*Recorded data:*
>>>>

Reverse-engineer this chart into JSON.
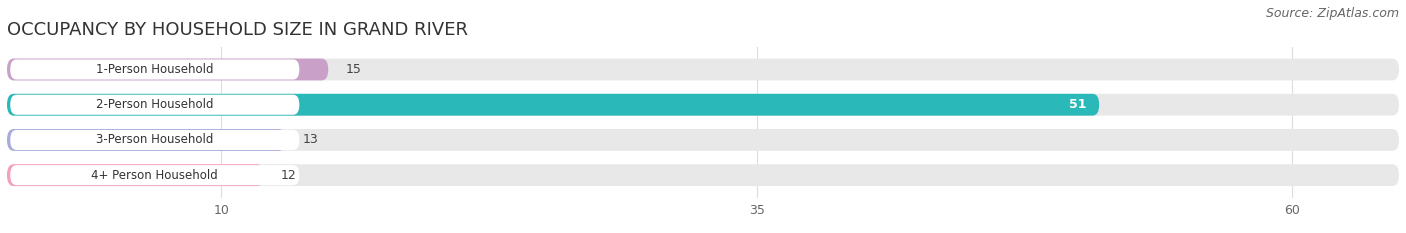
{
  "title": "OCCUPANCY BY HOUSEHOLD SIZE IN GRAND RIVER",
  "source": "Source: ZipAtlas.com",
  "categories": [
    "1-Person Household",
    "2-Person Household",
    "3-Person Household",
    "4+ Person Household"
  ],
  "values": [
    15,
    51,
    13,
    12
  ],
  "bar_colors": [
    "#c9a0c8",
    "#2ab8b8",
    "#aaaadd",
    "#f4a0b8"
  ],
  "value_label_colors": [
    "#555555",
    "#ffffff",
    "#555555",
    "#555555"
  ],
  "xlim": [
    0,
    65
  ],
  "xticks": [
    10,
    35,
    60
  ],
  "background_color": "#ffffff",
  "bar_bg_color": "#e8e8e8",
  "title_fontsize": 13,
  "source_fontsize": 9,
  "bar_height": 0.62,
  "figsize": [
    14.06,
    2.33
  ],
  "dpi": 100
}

<<<<

*Stated goal:* Copy each line of the data that contains the word "Person".

*Answer:*
    "1-Person Household",
    "2-Person Household",
    "3-Person Household",
    "4+ Person Household"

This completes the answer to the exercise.